'''
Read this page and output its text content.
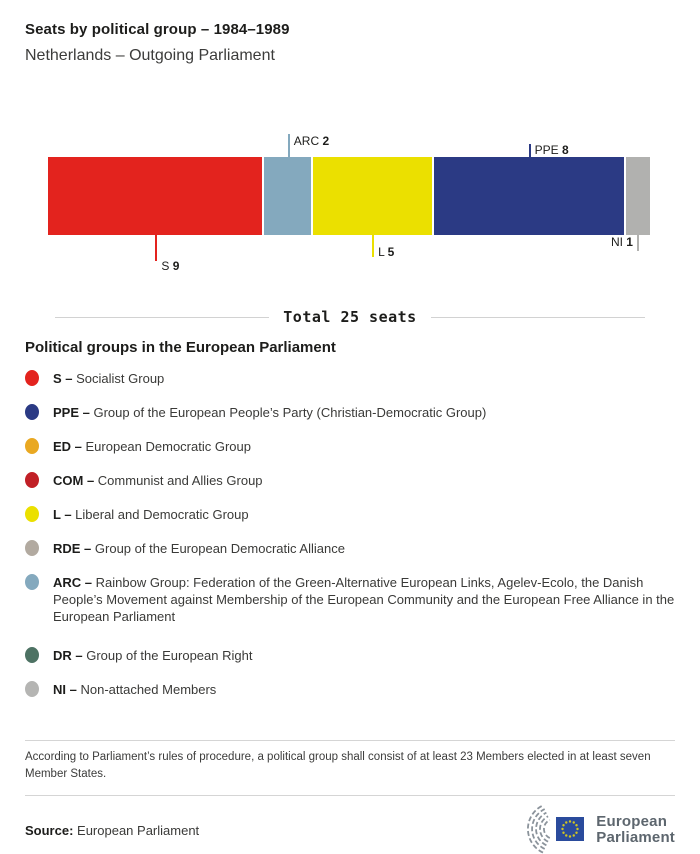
Seats by political group – 1984–1989
Netherlands – Outgoing Parliament
S 9
ARC 2
L 5
PPE 8
NI 1
Total 25 seats
Political groups in the European Parliament
S – Socialist Group
PPE – Group of the European People’s Party (Christian-Democratic Group)
ED – European Democratic Group
COM – Communist and Allies Group
L – Liberal and Democratic Group
RDE – Group of the European Democratic Alliance
ARC – Rainbow Group: Federation of the Green-Alternative European Links, Agelev-Ecolo, the Danish People’s Movement against Membership of the European Community and the European Free Alliance in the European Parliament
DR – Group of the European Right
NI – Non-attached Members

According to Parliament’s rules of procedure, a political group shall consist of at least 23 Members elected in at least seven Member States.

Source: European Parliament	European
Parliament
'''
**What is asked**
Set down the complete material exactly, but do not include the images.

**Output for this exercise**
Read this page and output its text content.
Seats by political group – 1984–1989
Netherlands – Outgoing Parliament
S 9
ARC 2
L 5
PPE 8
NI 1
Total 25 seats
Political groups in the European Parliament
S – Socialist Group
PPE – Group of the European People’s Party (Christian-Democratic Group)
ED – European Democratic Group
COM – Communist and Allies Group
L – Liberal and Democratic Group
RDE – Group of the European Democratic Alliance
ARC – Rainbow Group: Federation of the Green-Alternative European Links, Agelev-Ecolo, the Danish People’s Movement against Membership of the European Community and the European Free Alliance in the European Parliament
DR – Group of the European Right
NI – Non-attached Members

According to Parliament’s rules of procedure, a political group shall consist of at least 23 Members elected in at least seven Member States.

Source: European Parliament	European
Parliament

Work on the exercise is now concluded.